**What needs to be done:** Report how many lines include the word "спосіб", and nothing besides that number.
========
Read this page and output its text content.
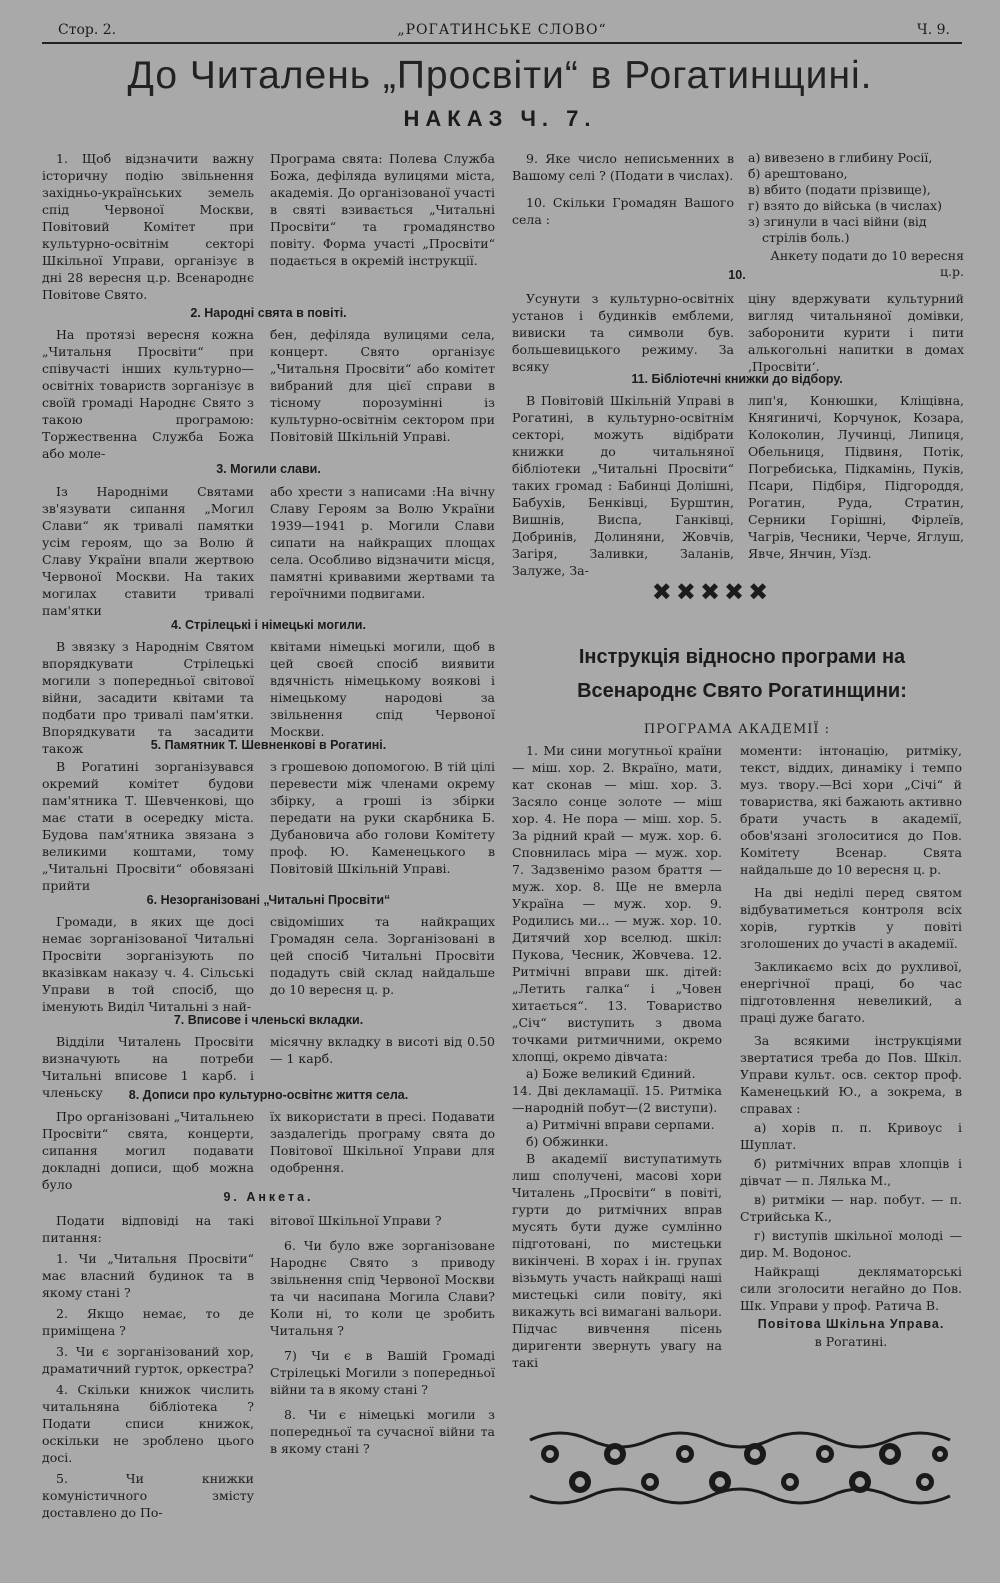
Стор. 2.	„РОГАТИНСЬКЕ СЛОВО“	Ч. 9.
До Читалень „Просвіти“ в Рогатинщині.
НАКАЗ Ч. 7.

1. Щоб відзначити важну історичну подію звільнення західньо-українських земель спід Червоної Москви, Повітовий Комітет при культурно-освітнім секторі Шкільної Управи, організує в дні 28 вересня ц.р. Всенароднє Повітове Свято.

Програма свята: Полева Служба Божа, дефіляда вулицями міста, академія. До організованої участі в святі взивається „Читальні Просвіти“ та громадянство повіту. Форма участі „Просвіти“ подається в окремій інструкції.

2. Народні свята в повіті.

На протязі вересня кожна „Читальня Просвіти“ при співучасті інших культурно—освітніх товариств зорганізує в своїй громаді Народнє Свято з такою програмою: Торжественна Служба Божа або моле-

бен, дефіляда вулицями села, концерт. Свято організує „Читальня Просвіти“ або комітет вибраний для цієї справи в тісному порозумінні із культурно-освітнім сектором при Повітовій Шкільній Управі.

3. Могили слави.

Із Народніми Святами зв'язувати сипання „Могил Слави“ як тривалі памятки усім героям, що за Волю й Славу України впали жертвою Червоної Москви. На таких могилах ставити тривалі пам'ятки

або хрести з написами :На вічну Славу Героям за Волю України 1939—1941 р. Могили Слави сипати на найкращих площах села. Особливо відзначити місця, памятні кривавими жертвами та героїчними подвигами.

4. Стрілецькі і німецькі могили.

В звязку з Народнім Святом впорядкувати Стрілецькі могили з попередньої світової війни, засадити квітами та подбати про тривалі пам'ятки. Впорядкувати та засадити також

квітами німецькі могили, щоб в цей своєй спосіб виявити вдячність німецькому воякові і німецькому народові за звільнення спід Червоної Москви.

5. Памятник Т. Шевненкові в Рогатині.

В Рогатині зорганізувався окремий комітет будови пам'ятника Т. Шевченкові, що має стати в осередку міста. Будова пам'ятника звязана з великими коштами, тому „Читальні Просвіти“ обовязані прийти

з грошевою допомогою. В тій цілі перевести між членами окрему збірку, а гроші із збірки передати на руки скарбника Б. Дубановича або голови Комітету проф. Ю. Каменецького в Повітовій Шкільній Управі.

6. Незорганізовані „Читальні Просвіти“

Громади, в яких ще досі немає зорганізованої Читальні Просвіти зорганізують по вказівкам наказу ч. 4. Сільські Управи в той спосіб, що іменують Виділ Читальні з най-

свідоміших та найкращих Громадян села. Зорганізовані в цей спосіб Читальні Просвіти подадуть свій склад найдальше до 10 вересня ц. р.

7. Вписове і членьскі вкладки.

Відділи Читалень Просвіти визначують на потреби Читальні вписове 1 карб. і членьску

місячну вкладку в висоті від 0.50— 1 карб.

8. Дописи про культурно-освітнє життя села.

Про організовані „Читальнею Просвіти“ свята, концерти, сипання могил подавати докладні дописи, щоб можна було

їх використати в пресі. Подавати заздалегідь програму свята до Повітової Шкільної Управи для одобрення.

9. Анкета.

Подати відповіді на такі питання:

1. Чи „Читальня Просвіти“ має власний будинок та в якому стані ?

2. Якщо немає, то де приміщена ?

3. Чи є зорганізований хор, драматичний гурток, оркестра?

4. Скільки книжок числить читальняна бібліотека ? Подати списи книжок, оскільки не зроблено цього досі.

5. Чи книжки комуністичного змісту доставлено до По-

вітової Шкільної Управи ?

6. Чи було вже зорганізоване Народнє Свято з приводу звільнення спід Червоної Москви та чи насипана Могила Слави? Коли ні, то коли це зробить Читальня ?

7) Чи є в Вашій Громаді Стрілецькі Могили з попередньої війни та в якому стані ?

8. Чи є німецькі могили з попередньої та сучасної війни та в якому стані ?

9. Яке число неписьменних в Вашому селі ? (Подати в числах).

10. Скільки Громадян Вашого села :

а) вивезено в глибину Росії,

б) арештовано,

в) вбито (подати прізвище),

г) взято до війська (в числах)

з) згинули в часі війни (від стрілів боль.)

Анкету подати до 10 вересня ц.р.

10.

Усунути з культурно-освітніх установ і будинків емблеми, вивиски та символи був. большевицького режиму. За всяку

ціну вдержувати культурний вигляд читальняної домівки, заборонити курити і пити алькогольні напитки в домах ‚Просвіти‘.

11. Бібліотечні книжки до відбору.

В Повітовій Шкільній Управі в Рогатині, в культурно-освітнім секторі, можуть відібрати книжки до читальняної бібліотеки „Читальні Просвіти“ таких громад : Бабинці Долішні, Бабухів, Бенківці, Бурштин, Вишнів, Виспа, Ганківці, Добринів, Долиняни, Жовчів, Загіря, Заливки, Заланів, Залуже, За-

лип'я, Конюшки, Кліщівна, Княгиничі, Корчунок, Козара, Колоколин, Лучинці, Липиця, Обельниця, Підвиня, Потік, Погребиська, Підкамінь, Пуків, Псари, Підбіря, Підгороддя, Рогатин, Руда, Стратин, Серники Горішні, Фірлеїв, Чагрів, Чесники, Черче, Яглуш, Явче, Янчин, Уїзд.

✖✖✖✖✖
Інструкція відносно програми на
Всенароднє Свято Рогатинщини:
ПРОГРАМА АКАДЕМІЇ :

1. Ми сини могутньої країни — міш. хор. 2. Вкраїно, мати, кат сконав — міш. хор. 3. Засяло сонце золоте — міш хор. 4. Не пора — міш. хор. 5. За рідний край — муж. хор. 6. Сповнилась міра — муж. хор. 7. Задзвенімо разом браття — муж. хор. 8. Ще не вмерла Україна — муж. хор. 9. Родились ми... — муж. хор. 10. Дитячий хор вселюд. шкіл: Пукова, Чесник, Жовчева. 12. Ритмічні вправи шк. дітей: „Летить галка“ і „Човен хитається“. 13. Товариство „Січ“ виступить з двома точками ритмичними, окремо хлопці, окремо дівчата:

а) Боже великий Єдиний.

14. Дві декламації. 15. Ритміка —народній побут—(2 виступи).

а) Ритмічні вправи серпами.

б) Обжинки.

В академії виступатимуть лиш сполучені, масові хори Читалень „Просвіти“ в повіті, гурти до ритмічних вправ мусять бути дуже сумлінно підготовані, по мистецьки викінчені. В хорах і ін. групах візьмуть участь найкращі наші мистецькі сили повіту, які викажуть всі вимагані вальори. Підчас вивчення пісень диригенти звернуть увагу на такі

моменти: інтонацію, ритміку, текст, віддих, динаміку і темпо муз. твору.—Всі хори „Січі“ й товариства, які бажають активно брати участь в академії, обов'язані зголоситися до Пов. Комітету Всенар. Свята найдальше до 10 вересня ц. р.

На дві неділі перед святом відбуватиметься контроля всіх хорів, гуртків у повіті зголошених до участі в академії.

Закликаємо всіх до рухливої, енергічної праці, бо час підготовлення невеликий, а праці дуже багато.

За всякими інструкціями звертатися треба до Пов. Шкіл. Управи культ. осв. сектор проф. Каменецький Ю., а зокрема, в справах :

а) хорів п. п. Кривоус і Шуплат.

б) ритмічних вправ хлопців і дівчат — п. Лялька М.,

в) ритміки — нар. побут. — п. Стрийська К.,

г) виступів шкільної молоді — дир. М. Водонос.

Найкращі декляматорські сили зголосити негайно до Пов. Шк. Управи у проф. Ратича В.

Повітова Шкільна Управа.

в Рогатині.
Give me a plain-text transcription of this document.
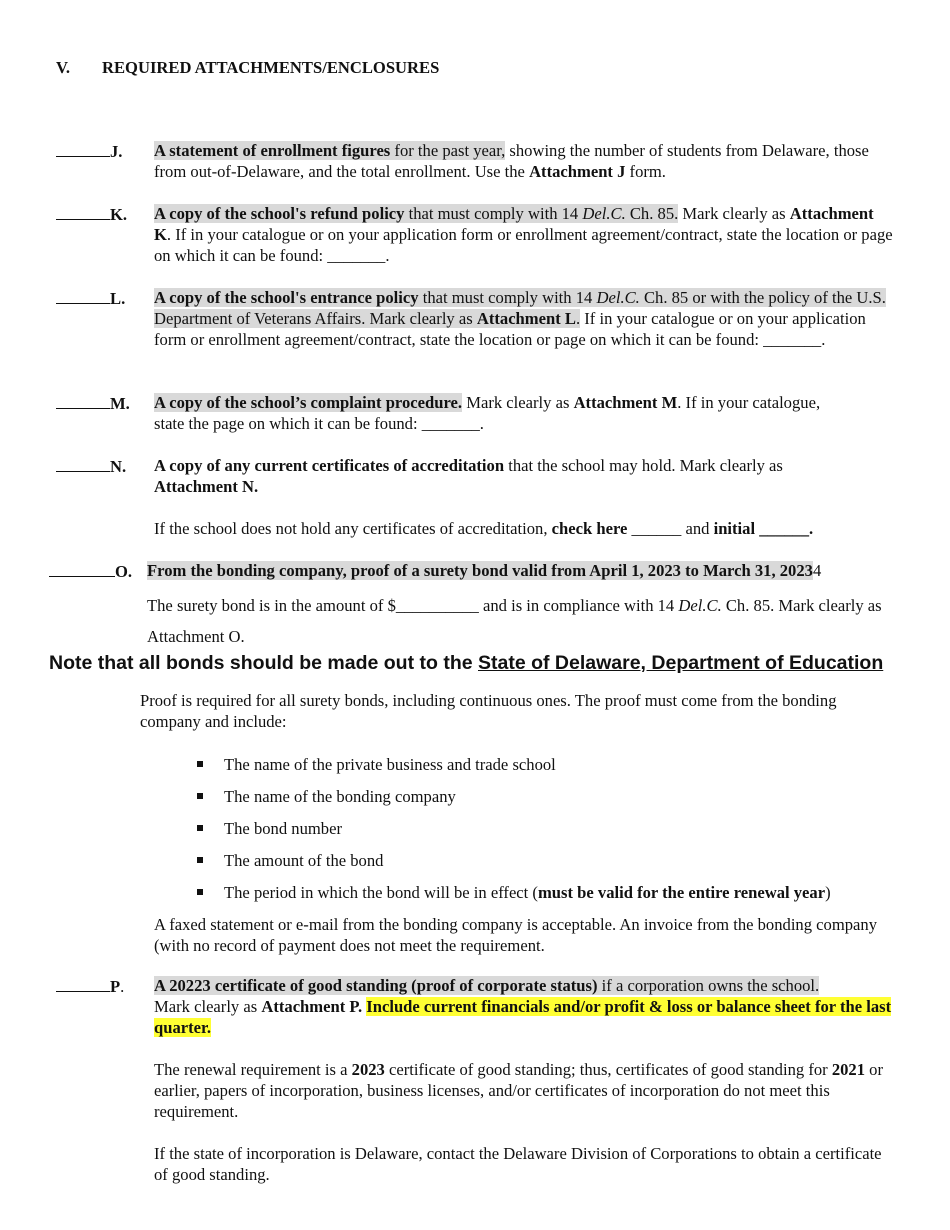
V. REQUIRED ATTACHMENTS/ENCLOSURES
J. A statement of enrollment figures for the past year, showing the number of students from Delaware, those from out-of-Delaware, and the total enrollment. Use the Attachment J form.
K. A copy of the school's refund policy that must comply with 14 Del.C. Ch. 85. Mark clearly as Attachment K. If in your catalogue or on your application form or enrollment agreement/contract, state the location or page on which it can be found: _______.
L. A copy of the school's entrance policy that must comply with 14 Del.C. Ch. 85 or with the policy of the U.S. Department of Veterans Affairs. Mark clearly as Attachment L. If in your catalogue or on your application form or enrollment agreement/contract, state the location or page on which it can be found: _______.
M. A copy of the school’s complaint procedure. Mark clearly as Attachment M. If in your catalogue, state the page on which it can be found: _______.
N. A copy of any current certificates of accreditation that the school may hold. Mark clearly as Attachment N.
If the school does not hold any certificates of accreditation, check here ______ and initial ______.
O. From the bonding company, proof of a surety bond valid from April 1, 2023 to March 31, 20234
The surety bond is in the amount of $__________ and is in compliance with 14 Del.C. Ch. 85. Mark clearly as Attachment O.
Note that all bonds should be made out to the State of Delaware, Department of Education
Proof is required for all surety bonds, including continuous ones. The proof must come from the bonding company and include:
The name of the private business and trade school
The name of the bonding company
The bond number
The amount of the bond
The period in which the bond will be in effect (must be valid for the entire renewal year)
A faxed statement or e-mail from the bonding company is acceptable. An invoice from the bonding company (with no record of payment does not meet the requirement.
P. A 20223 certificate of good standing (proof of corporate status) if a corporation owns the school.
Mark clearly as Attachment P. Include current financials and/or profit & loss or balance sheet for the last quarter.
The renewal requirement is a 2023 certificate of good standing; thus, certificates of good standing for 2021 or earlier, papers of incorporation, business licenses, and/or certificates of incorporation do not meet this requirement.
If the state of incorporation is Delaware, contact the Delaware Division of Corporations to obtain a certificate of good standing.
========
**Response to the exercise:** 3